Problem
Of all the lines in the material, how many contain the word "normale"? State the number alone.

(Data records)
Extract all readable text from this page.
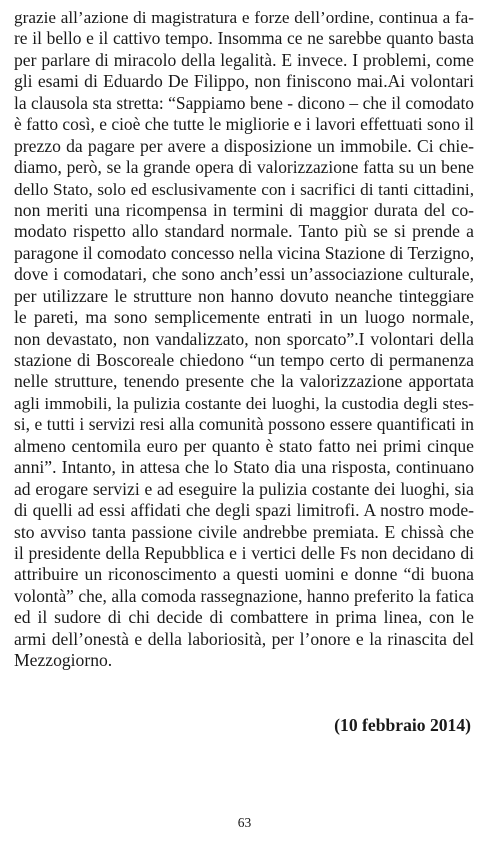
grazie all’azione di magistratura e forze dell’ordine, continua a fa-
re il bello e il cattivo tempo. Insomma ce ne sarebbe quanto basta
per parlare di miracolo della legalità. E invece. I problemi, come
gli esami di Eduardo De Filippo, non finiscono mai.Ai volontari
la clausola sta stretta: “Sappiamo bene - dicono – che il comodato
è fatto così, e cioè che tutte le migliorie e i lavori effettuati sono il
prezzo da pagare per avere a disposizione un immobile. Ci chie-
diamo, però, se la grande opera di valorizzazione fatta su un bene
dello Stato, solo ed esclusivamente con i sacrifici di tanti cittadini,
non meriti una ricompensa in termini di maggior durata del co-
modato rispetto allo standard normale. Tanto più se si prende a
paragone il comodato concesso nella vicina Stazione di Terzigno,
dove i comodatari, che sono anch’essi un’associazione culturale,
per utilizzare le strutture non hanno dovuto neanche tinteggiare
le pareti, ma sono semplicemente entrati in un luogo normale,
non devastato, non vandalizzato, non sporcato”.I volontari della
stazione di Boscoreale chiedono “un tempo certo di permanenza
nelle strutture, tenendo presente che la valorizzazione apportata
agli immobili, la pulizia costante dei luoghi, la custodia degli stes-
si, e tutti i servizi resi alla comunità possono essere quantificati in
almeno centomila euro per quanto è stato fatto nei primi cinque
anni”. Intanto, in attesa che lo Stato dia una risposta, continuano
ad erogare servizi e ad eseguire la pulizia costante dei luoghi, sia
di quelli ad essi affidati che degli spazi limitrofi. A nostro mode-
sto avviso tanta passione civile andrebbe premiata. E chissà che
il presidente della Repubblica e i vertici delle Fs non decidano di
attribuire un riconoscimento a questi uomini e donne “di buona
volontà” che, alla comoda rassegnazione, hanno preferito la fatica
ed il sudore di chi decide di combattere in prima linea, con le
armi dell’onestà e della laboriosità, per l’onore e la rinascita del
Mezzogiorno.
(10 febbraio 2014)
63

Right answer
2